Records for the exercise -

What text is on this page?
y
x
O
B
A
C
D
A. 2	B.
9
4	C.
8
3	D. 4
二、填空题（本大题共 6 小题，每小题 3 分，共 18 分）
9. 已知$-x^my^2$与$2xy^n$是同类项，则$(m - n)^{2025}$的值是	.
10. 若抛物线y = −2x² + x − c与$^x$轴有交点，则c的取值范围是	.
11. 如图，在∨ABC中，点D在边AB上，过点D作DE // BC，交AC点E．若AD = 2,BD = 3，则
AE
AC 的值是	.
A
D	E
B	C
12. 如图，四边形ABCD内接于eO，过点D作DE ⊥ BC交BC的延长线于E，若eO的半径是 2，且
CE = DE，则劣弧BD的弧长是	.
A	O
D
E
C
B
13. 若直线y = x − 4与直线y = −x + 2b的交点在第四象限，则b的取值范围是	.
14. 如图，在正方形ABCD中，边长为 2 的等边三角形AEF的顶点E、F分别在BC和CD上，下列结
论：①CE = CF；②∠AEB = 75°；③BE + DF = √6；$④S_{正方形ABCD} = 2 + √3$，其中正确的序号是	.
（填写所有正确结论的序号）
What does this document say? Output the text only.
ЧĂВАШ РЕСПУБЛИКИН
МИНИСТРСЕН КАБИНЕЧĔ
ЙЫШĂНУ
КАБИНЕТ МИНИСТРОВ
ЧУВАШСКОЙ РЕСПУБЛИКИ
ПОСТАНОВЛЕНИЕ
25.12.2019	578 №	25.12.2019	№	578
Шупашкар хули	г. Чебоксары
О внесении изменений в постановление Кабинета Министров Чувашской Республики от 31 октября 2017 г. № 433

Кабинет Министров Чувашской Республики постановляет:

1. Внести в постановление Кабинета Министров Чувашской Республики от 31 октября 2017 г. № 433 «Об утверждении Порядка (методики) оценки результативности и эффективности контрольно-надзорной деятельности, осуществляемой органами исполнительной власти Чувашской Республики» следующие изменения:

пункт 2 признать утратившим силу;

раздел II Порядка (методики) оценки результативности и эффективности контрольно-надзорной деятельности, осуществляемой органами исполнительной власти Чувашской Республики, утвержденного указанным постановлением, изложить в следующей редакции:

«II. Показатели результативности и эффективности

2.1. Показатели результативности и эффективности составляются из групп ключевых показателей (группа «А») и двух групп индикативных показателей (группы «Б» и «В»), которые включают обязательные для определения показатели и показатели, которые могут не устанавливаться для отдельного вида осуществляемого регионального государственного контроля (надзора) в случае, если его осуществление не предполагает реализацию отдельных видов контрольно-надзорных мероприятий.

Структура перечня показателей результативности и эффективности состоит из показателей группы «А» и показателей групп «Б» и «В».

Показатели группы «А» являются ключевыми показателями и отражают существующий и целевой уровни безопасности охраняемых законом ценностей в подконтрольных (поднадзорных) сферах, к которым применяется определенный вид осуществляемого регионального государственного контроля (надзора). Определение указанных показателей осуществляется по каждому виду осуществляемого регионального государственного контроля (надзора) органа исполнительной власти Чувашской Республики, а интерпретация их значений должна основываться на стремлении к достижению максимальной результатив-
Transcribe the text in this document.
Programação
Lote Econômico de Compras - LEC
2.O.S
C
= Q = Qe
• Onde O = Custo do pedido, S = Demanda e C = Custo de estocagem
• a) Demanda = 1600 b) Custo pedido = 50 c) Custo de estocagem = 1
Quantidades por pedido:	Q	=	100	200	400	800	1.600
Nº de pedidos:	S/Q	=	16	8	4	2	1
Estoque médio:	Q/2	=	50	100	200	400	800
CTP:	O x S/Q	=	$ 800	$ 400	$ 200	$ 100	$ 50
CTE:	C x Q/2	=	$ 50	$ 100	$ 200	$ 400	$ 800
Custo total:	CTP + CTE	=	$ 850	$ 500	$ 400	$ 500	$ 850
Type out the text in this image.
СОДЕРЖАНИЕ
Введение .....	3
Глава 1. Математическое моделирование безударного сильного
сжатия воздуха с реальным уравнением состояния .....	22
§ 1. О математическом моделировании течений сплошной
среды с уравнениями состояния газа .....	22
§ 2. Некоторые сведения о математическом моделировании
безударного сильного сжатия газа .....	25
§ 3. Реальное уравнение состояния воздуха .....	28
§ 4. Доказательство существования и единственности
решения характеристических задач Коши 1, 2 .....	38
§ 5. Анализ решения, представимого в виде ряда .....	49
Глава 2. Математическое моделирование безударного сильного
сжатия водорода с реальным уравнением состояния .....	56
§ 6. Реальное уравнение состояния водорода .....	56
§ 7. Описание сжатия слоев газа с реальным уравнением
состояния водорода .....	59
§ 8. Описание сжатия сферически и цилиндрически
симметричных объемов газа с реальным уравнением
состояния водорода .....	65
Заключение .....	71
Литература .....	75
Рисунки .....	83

To be done -
Show every line above in which the word "воздуха" occurs.

Expected output -
сжатия воздуха с реальным уравнением состояния .....	22
§ 3. Реальное уравнение состояния воздуха .....	28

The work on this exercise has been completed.